_Document excerpt_:
—————

Think of Apple, and elegant, minimalist product design comes to mind. But the less-glamorous unseen force behind the products is Apple’s amazing ability to execute — to coordinate things like hardware supply and distribution, software rollouts and updates, network functionality and availability, and forcing suppliers and partners to march in lock-step with the Cupertino giant.
The launch of the original iPhone was a breathtaking feat of mastery. Here was Apple entering a crowded, complex and utterly new market. And it did so with what looked from the outside like grace and ease. In the year that followed, it has seemed like Apple could do no wrong.
Suddenly, it seems like Apple can’t do anything right.
The iPhone 3G launch didn’t go well. On Day One buyers waited for hours because of activation delays, and some sad customers left the store without activation. Apple initially blamed AT&T, but the problem turned out to be iTunes servers overwhelmed by high demand. The problems was global (unlike the initial iPhone launch, which was U.S. only, the 3G phone was rolled out in 21 countries on the same day).
The iTunes 7.7 upgrade, required for iPhone 3G activation, caused a few users problems as well, including lost data, crashing and other problems.

—————

_Objective 1_:
Please return every line of the records below that contains the string "ALTUVE".

Extracted records
—————

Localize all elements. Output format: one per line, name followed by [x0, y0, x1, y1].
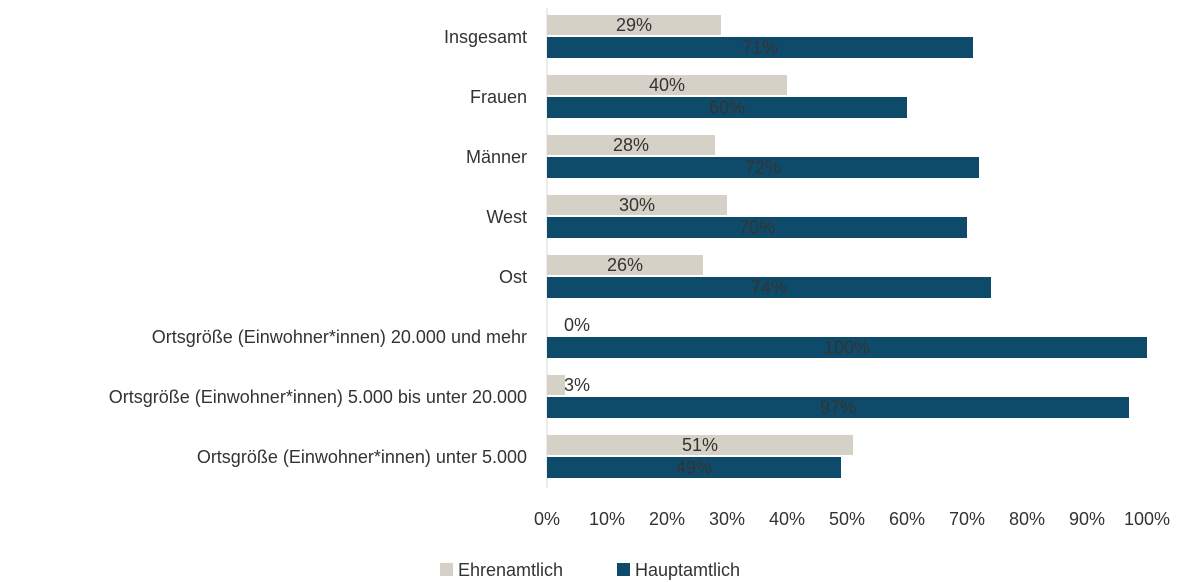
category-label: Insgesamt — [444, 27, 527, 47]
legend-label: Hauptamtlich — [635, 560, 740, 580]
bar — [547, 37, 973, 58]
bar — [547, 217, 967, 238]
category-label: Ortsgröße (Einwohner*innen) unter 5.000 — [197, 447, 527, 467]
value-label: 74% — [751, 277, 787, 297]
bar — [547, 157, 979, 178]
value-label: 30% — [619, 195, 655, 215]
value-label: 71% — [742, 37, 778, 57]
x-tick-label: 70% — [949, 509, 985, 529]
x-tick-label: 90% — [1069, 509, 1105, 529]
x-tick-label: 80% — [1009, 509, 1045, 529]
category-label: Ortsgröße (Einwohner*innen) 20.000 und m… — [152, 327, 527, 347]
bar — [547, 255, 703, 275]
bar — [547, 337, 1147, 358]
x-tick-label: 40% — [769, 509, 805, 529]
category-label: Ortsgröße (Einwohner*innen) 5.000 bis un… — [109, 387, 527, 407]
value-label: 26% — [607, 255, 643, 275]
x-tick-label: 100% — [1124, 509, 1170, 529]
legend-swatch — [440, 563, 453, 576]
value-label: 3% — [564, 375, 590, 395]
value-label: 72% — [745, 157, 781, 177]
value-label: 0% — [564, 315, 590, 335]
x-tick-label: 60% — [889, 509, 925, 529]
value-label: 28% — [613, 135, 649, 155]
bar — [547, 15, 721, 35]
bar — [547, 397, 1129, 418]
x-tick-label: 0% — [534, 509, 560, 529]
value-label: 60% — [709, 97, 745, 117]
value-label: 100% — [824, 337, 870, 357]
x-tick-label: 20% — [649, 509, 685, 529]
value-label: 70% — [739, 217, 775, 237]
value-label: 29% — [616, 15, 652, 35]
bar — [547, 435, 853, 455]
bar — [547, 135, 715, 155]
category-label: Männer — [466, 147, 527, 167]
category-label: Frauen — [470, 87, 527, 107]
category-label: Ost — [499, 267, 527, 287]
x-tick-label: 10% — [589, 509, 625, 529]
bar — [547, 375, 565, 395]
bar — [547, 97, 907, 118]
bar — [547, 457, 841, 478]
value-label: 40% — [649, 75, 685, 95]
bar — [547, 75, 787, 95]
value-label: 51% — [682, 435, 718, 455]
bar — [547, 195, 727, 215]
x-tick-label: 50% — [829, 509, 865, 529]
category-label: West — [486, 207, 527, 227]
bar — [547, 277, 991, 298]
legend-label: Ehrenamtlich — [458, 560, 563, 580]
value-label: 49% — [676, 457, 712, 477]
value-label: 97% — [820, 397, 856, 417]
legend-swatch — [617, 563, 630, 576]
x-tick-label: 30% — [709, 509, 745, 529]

—————

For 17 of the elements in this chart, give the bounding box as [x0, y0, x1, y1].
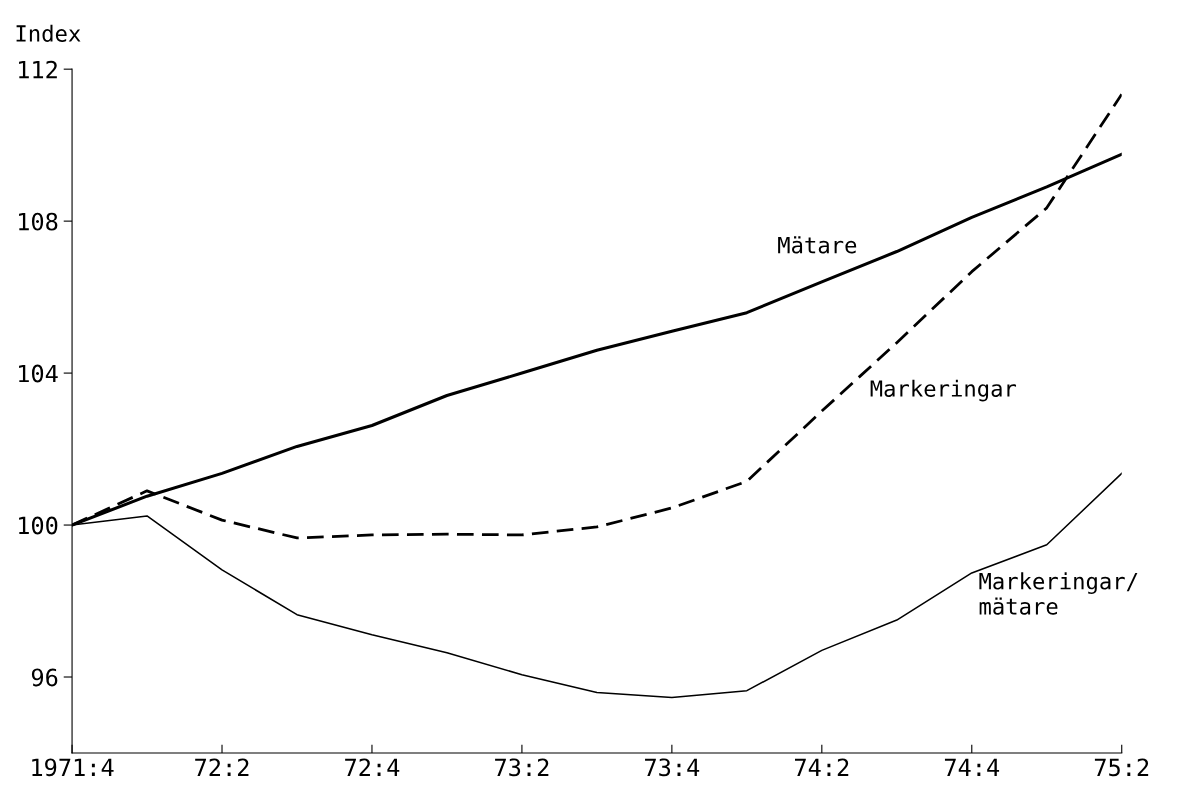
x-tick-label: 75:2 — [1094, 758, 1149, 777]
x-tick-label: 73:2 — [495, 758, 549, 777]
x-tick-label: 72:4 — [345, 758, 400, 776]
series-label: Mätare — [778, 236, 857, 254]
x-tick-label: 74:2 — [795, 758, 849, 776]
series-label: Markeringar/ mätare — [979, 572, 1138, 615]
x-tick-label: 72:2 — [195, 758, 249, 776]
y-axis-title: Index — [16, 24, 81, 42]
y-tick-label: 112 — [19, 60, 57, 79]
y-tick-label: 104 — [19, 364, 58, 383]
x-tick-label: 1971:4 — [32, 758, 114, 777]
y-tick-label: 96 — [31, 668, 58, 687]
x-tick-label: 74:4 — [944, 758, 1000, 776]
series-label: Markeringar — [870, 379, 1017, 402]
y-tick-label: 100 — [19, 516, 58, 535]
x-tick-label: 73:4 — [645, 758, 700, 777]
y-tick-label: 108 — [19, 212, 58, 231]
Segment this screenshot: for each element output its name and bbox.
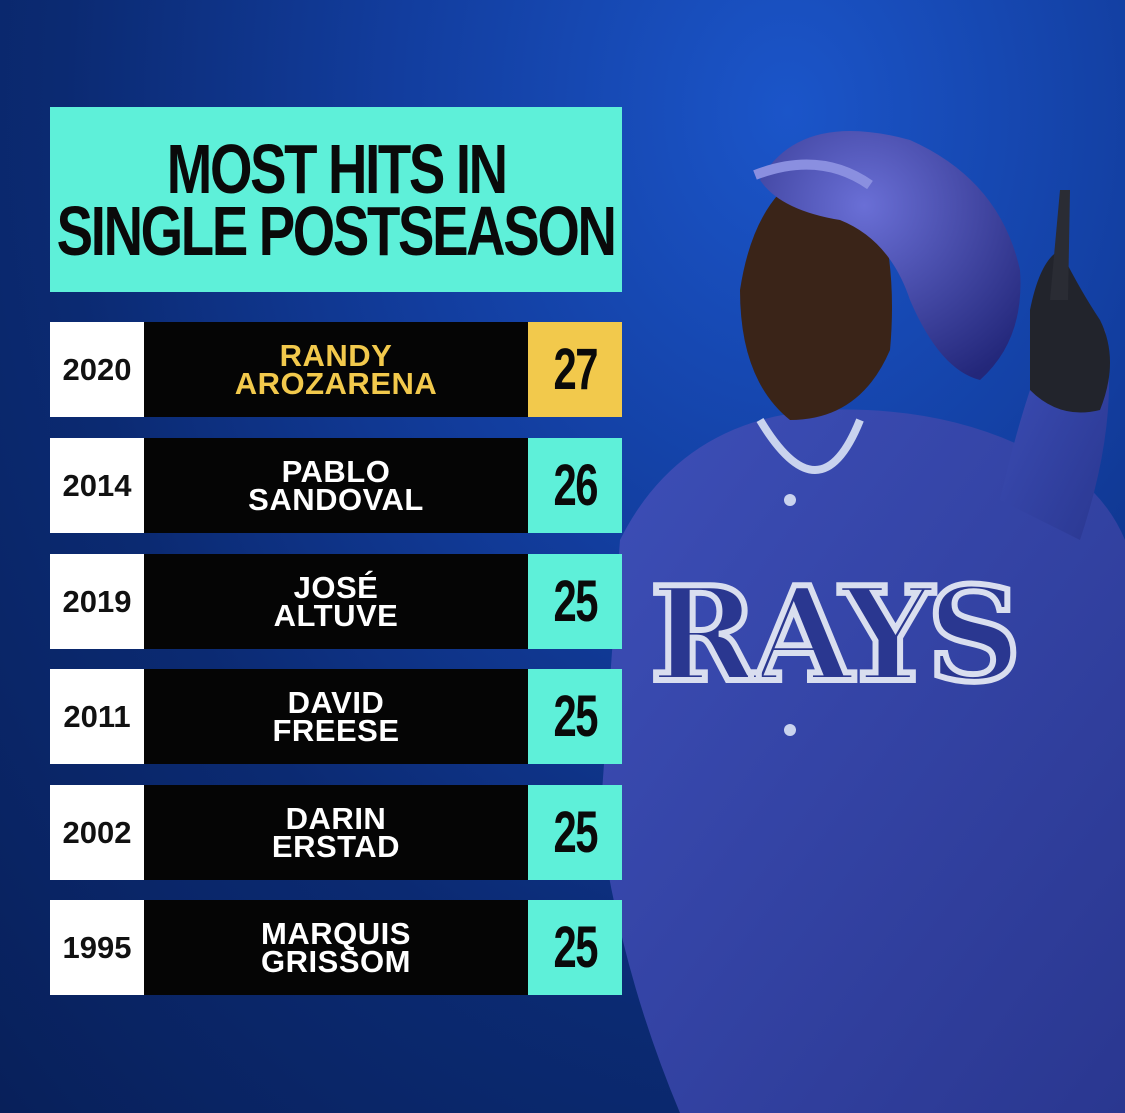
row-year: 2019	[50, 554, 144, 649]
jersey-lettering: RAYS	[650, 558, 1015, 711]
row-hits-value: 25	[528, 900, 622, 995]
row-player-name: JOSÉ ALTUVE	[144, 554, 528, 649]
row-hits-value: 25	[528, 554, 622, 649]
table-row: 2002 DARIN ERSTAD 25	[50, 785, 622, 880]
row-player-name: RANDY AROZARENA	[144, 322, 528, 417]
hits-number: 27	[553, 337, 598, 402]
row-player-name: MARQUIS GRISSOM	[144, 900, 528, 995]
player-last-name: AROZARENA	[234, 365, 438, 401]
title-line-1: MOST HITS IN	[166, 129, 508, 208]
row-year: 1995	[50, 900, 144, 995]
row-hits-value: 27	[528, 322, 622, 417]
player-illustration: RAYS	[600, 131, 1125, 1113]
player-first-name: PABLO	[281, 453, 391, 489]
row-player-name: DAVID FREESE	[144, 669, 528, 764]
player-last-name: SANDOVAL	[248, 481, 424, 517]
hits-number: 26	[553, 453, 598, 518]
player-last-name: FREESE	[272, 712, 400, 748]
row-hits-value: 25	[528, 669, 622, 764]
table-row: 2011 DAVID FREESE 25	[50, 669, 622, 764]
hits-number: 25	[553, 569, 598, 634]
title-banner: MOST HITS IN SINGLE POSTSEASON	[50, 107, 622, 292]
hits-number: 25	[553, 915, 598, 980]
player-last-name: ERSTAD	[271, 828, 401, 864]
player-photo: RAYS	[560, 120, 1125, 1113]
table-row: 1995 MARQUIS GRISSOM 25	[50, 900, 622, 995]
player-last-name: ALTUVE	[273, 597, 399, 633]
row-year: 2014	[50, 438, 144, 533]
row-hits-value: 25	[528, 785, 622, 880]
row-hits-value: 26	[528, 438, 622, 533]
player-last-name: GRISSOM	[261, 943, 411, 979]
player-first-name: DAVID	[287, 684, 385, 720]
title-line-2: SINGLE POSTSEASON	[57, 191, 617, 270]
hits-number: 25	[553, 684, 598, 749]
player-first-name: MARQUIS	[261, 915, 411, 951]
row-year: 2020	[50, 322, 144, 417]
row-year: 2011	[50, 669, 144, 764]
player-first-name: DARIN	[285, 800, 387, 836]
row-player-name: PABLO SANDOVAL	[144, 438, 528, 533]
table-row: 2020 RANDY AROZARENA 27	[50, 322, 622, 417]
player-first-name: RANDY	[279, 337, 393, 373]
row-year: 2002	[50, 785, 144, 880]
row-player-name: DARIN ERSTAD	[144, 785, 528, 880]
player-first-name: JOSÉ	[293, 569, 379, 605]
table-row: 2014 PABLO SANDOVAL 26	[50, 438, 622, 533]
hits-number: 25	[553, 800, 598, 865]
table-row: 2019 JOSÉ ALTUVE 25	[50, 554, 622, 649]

—————

_Objective 2_:
List each thing that the Apple article above names as part of Apple's ability to execute.

_Correct result 1_:
row-player-name: JOSÉ ALTUVE	[144, 554, 528, 649]
player-last-name: ALTUVE	[273, 597, 399, 633]
table-row: 2019 JOSÉ ALTUVE 25	[50, 554, 622, 649]

_Correct result 2_:
- hardware supply and distribution
- software rollouts and updates
- network functionality and availability
- forcing suppliers and partners to march in lock-step with the Cupertino giant